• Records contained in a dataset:
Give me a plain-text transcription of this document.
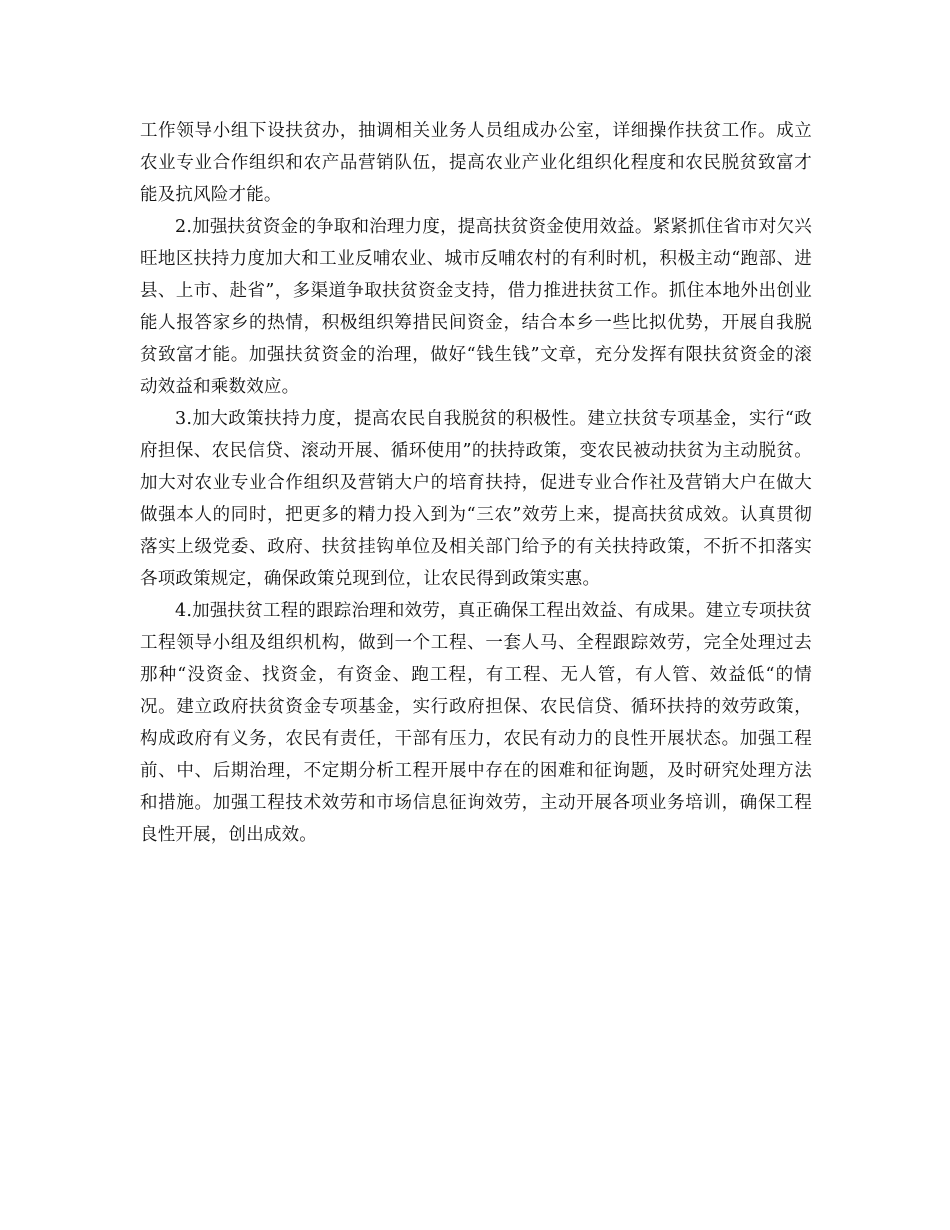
工作领导小组下设扶贫办，抽调相关业务人员组成办公室，详细操作扶贫工作。成立农业专业合作组织和农产品营销队伍，提高农业产业化组织化程度和农民脱贫致富才能及抗风险才能。

2.加强扶贫资金的争取和治理力度，提高扶贫资金使用效益。紧紧抓住省市对欠兴旺地区扶持力度加大和工业反哺农业、城市反哺农村的有利时机，积极主动“跑部、进县、上市、赴省”，多渠道争取扶贫资金支持，借力推进扶贫工作。抓住本地外出创业能人报答家乡的热情，积极组织筹措民间资金，结合本乡一些比拟优势，开展自我脱贫致富才能。加强扶贫资金的治理，做好“钱生钱”文章，充分发挥有限扶贫资金的滚动效益和乘数效应。

3.加大政策扶持力度，提高农民自我脱贫的积极性。建立扶贫专项基金，实行“政府担保、农民信贷、滚动开展、循环使用”的扶持政策，变农民被动扶贫为主动脱贫。加大对农业专业合作组织及营销大户的培育扶持，促进专业合作社及营销大户在做大做强本人的同时，把更多的精力投入到为“三农”效劳上来，提高扶贫成效。认真贯彻落实上级党委、政府、扶贫挂钩单位及相关部门给予的有关扶持政策，不折不扣落实各项政策规定，确保政策兑现到位，让农民得到政策实惠。

4.加强扶贫工程的跟踪治理和效劳，真正确保工程出效益、有成果。建立专项扶贫工程领导小组及组织机构，做到一个工程、一套人马、全程跟踪效劳，完全处理过去那种“没资金、找资金，有资金、跑工程，有工程、无人管，有人管、效益低“的情况。建立政府扶贫资金专项基金，实行政府担保、农民信贷、循环扶持的效劳政策，构成政府有义务，农民有责任，干部有压力，农民有动力的良性开展状态。加强工程前、中、后期治理，不定期分析工程开展中存在的困难和征询题，及时研究处理方法和措施。加强工程技术效劳和市场信息征询效劳，主动开展各项业务培训，确保工程良性开展，创出成效。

• What this task involves:
Repeat each entry precisely as it appears. Leave the pictures out.

• Response below:
Give me a plain-text transcription of this document.
工作领导小组下设扶贫办，抽调相关业务人员组成办公室，详细操作扶贫工作。成立农业专业合作组织和农产品营销队伍，提高农业产业化组织化程度和农民脱贫致富才能及抗风险才能。

2.加强扶贫资金的争取和治理力度，提高扶贫资金使用效益。紧紧抓住省市对欠兴旺地区扶持力度加大和工业反哺农业、城市反哺农村的有利时机，积极主动“跑部、进县、上市、赴省”，多渠道争取扶贫资金支持，借力推进扶贫工作。抓住本地外出创业能人报答家乡的热情，积极组织筹措民间资金，结合本乡一些比拟优势，开展自我脱贫致富才能。加强扶贫资金的治理，做好“钱生钱”文章，充分发挥有限扶贫资金的滚动效益和乘数效应。

3.加大政策扶持力度，提高农民自我脱贫的积极性。建立扶贫专项基金，实行“政府担保、农民信贷、滚动开展、循环使用”的扶持政策，变农民被动扶贫为主动脱贫。加大对农业专业合作组织及营销大户的培育扶持，促进专业合作社及营销大户在做大做强本人的同时，把更多的精力投入到为“三农”效劳上来，提高扶贫成效。认真贯彻落实上级党委、政府、扶贫挂钩单位及相关部门给予的有关扶持政策，不折不扣落实各项政策规定，确保政策兑现到位，让农民得到政策实惠。

4.加强扶贫工程的跟踪治理和效劳，真正确保工程出效益、有成果。建立专项扶贫工程领导小组及组织机构，做到一个工程、一套人马、全程跟踪效劳，完全处理过去那种“没资金、找资金，有资金、跑工程，有工程、无人管，有人管、效益低“的情况。建立政府扶贫资金专项基金，实行政府担保、农民信贷、循环扶持的效劳政策，构成政府有义务，农民有责任，干部有压力，农民有动力的良性开展状态。加强工程前、中、后期治理，不定期分析工程开展中存在的困难和征询题，及时研究处理方法和措施。加强工程技术效劳和市场信息征询效劳，主动开展各项业务培训，确保工程良性开展，创出成效。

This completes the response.